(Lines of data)
+ + + +
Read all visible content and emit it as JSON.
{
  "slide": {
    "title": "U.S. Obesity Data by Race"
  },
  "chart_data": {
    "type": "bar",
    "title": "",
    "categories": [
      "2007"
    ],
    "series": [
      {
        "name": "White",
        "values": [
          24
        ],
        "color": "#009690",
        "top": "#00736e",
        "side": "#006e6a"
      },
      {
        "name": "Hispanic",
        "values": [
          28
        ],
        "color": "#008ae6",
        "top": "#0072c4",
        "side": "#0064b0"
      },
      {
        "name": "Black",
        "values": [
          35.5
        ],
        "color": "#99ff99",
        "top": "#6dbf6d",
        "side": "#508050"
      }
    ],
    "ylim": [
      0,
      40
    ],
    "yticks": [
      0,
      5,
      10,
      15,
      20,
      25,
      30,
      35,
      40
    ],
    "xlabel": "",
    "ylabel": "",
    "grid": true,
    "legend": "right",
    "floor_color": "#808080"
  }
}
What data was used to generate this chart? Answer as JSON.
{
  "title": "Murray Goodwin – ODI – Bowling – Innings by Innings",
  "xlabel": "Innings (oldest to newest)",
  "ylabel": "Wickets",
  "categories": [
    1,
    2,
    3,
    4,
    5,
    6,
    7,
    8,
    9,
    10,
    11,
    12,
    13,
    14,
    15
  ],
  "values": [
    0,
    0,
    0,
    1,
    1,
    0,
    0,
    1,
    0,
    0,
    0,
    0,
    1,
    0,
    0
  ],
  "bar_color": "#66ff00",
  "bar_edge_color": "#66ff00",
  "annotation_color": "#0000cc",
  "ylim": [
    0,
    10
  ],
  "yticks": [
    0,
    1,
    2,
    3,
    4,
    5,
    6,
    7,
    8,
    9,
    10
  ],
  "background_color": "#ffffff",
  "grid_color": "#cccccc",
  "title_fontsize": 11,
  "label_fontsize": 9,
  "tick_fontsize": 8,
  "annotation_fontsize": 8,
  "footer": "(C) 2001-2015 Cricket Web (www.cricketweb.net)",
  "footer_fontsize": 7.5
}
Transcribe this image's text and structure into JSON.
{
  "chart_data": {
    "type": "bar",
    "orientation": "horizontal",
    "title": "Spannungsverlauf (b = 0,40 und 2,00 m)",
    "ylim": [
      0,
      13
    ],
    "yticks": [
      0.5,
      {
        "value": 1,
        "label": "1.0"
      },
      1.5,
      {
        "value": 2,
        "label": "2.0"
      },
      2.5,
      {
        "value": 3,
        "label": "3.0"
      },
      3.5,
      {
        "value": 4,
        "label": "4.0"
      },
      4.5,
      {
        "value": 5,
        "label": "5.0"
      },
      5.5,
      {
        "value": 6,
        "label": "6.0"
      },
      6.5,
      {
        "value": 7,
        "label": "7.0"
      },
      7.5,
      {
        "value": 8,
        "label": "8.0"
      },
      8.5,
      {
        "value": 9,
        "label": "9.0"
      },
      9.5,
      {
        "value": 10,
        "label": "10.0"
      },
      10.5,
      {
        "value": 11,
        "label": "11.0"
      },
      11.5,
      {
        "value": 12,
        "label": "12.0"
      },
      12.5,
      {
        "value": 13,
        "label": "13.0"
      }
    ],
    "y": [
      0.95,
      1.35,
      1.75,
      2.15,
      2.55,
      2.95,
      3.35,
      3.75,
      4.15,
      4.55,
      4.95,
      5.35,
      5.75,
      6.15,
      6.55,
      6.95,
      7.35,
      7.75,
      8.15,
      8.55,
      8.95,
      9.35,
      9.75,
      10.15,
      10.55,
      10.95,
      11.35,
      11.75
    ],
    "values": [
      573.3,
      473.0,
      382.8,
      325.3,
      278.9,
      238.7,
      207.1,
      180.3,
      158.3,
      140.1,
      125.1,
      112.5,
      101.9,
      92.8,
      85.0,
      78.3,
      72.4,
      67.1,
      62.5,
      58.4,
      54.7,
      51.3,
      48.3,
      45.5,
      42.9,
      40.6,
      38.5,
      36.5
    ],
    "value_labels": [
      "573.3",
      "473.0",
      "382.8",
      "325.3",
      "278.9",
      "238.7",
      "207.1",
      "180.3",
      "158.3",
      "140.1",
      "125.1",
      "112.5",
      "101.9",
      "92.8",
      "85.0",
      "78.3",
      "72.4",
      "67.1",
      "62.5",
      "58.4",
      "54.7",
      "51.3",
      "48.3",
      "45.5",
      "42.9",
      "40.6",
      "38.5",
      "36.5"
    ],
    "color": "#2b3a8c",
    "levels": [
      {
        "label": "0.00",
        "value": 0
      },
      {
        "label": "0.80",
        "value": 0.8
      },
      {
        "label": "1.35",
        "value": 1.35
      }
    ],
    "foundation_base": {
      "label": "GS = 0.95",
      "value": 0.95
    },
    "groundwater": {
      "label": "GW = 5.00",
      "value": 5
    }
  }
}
+ + + +
TASK TO CARRY OUT:
Go through the records and gather the lines that hold "this".

ANSWER:
What data was used to generate this chart? Answer as JSON.
Transcribe this image's text and structure into JSON.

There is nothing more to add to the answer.